[Stored items]
┌──
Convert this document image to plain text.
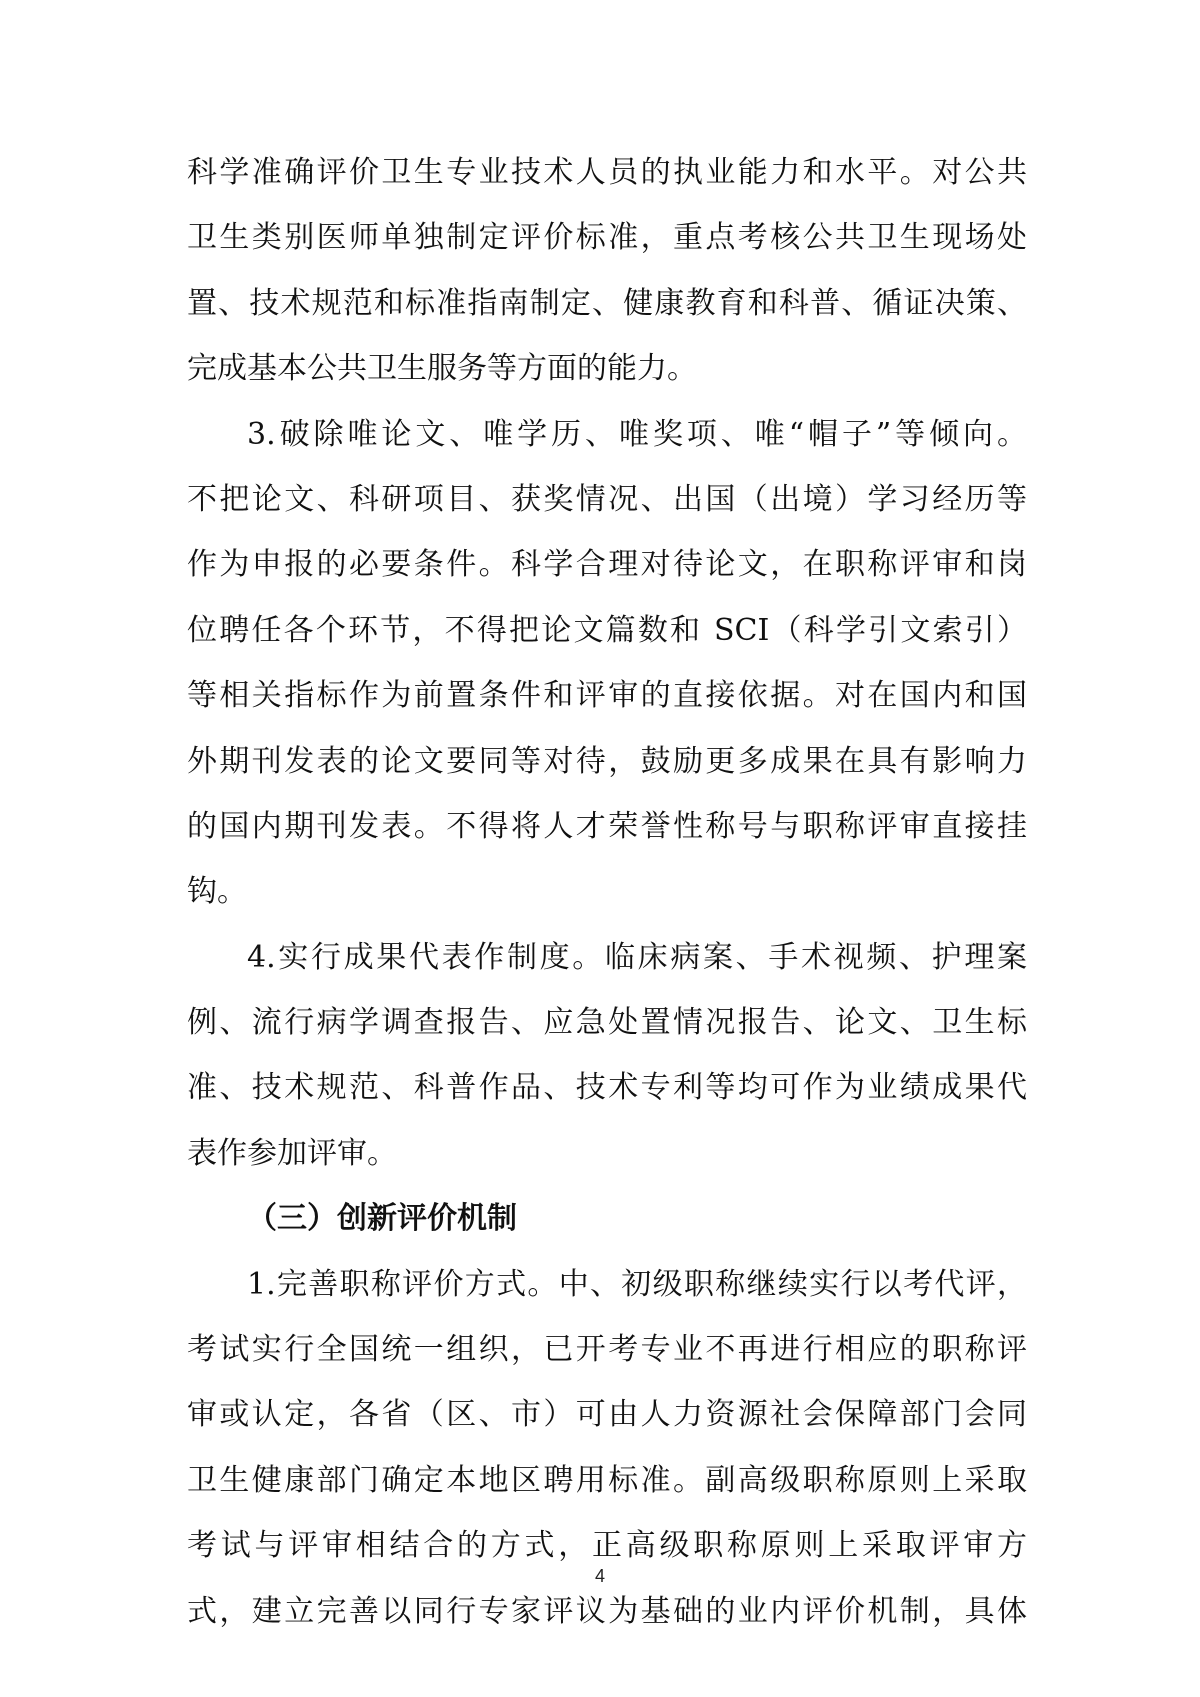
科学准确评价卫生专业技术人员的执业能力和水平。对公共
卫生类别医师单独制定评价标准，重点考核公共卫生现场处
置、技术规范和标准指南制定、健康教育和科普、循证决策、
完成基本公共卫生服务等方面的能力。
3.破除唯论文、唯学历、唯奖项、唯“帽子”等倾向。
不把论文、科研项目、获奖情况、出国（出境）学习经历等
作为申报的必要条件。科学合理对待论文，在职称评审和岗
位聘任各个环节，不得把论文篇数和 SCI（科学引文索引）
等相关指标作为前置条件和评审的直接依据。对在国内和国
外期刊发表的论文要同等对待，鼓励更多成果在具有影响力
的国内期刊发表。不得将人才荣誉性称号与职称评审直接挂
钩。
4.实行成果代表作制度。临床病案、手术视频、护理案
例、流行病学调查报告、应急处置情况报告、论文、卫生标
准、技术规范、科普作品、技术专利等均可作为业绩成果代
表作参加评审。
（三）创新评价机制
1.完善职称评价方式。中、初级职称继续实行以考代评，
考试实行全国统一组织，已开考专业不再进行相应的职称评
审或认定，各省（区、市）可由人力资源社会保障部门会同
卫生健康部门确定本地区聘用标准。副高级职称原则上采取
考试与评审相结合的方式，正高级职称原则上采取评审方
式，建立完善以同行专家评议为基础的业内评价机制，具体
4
└──
Go back to the records above and write them out exactly, without the pictures.

Convert this document image to plain text.
科学准确评价卫生专业技术人员的执业能力和水平。对公共
卫生类别医师单独制定评价标准，重点考核公共卫生现场处
置、技术规范和标准指南制定、健康教育和科普、循证决策、
完成基本公共卫生服务等方面的能力。
3.破除唯论文、唯学历、唯奖项、唯“帽子”等倾向。
不把论文、科研项目、获奖情况、出国（出境）学习经历等
作为申报的必要条件。科学合理对待论文，在职称评审和岗
位聘任各个环节，不得把论文篇数和 SCI（科学引文索引）
等相关指标作为前置条件和评审的直接依据。对在国内和国
外期刊发表的论文要同等对待，鼓励更多成果在具有影响力
的国内期刊发表。不得将人才荣誉性称号与职称评审直接挂
钩。
4.实行成果代表作制度。临床病案、手术视频、护理案
例、流行病学调查报告、应急处置情况报告、论文、卫生标
准、技术规范、科普作品、技术专利等均可作为业绩成果代
表作参加评审。
（三）创新评价机制
1.完善职称评价方式。中、初级职称继续实行以考代评，
考试实行全国统一组织，已开考专业不再进行相应的职称评
审或认定，各省（区、市）可由人力资源社会保障部门会同
卫生健康部门确定本地区聘用标准。副高级职称原则上采取
考试与评审相结合的方式，正高级职称原则上采取评审方
式，建立完善以同行专家评议为基础的业内评价机制，具体
4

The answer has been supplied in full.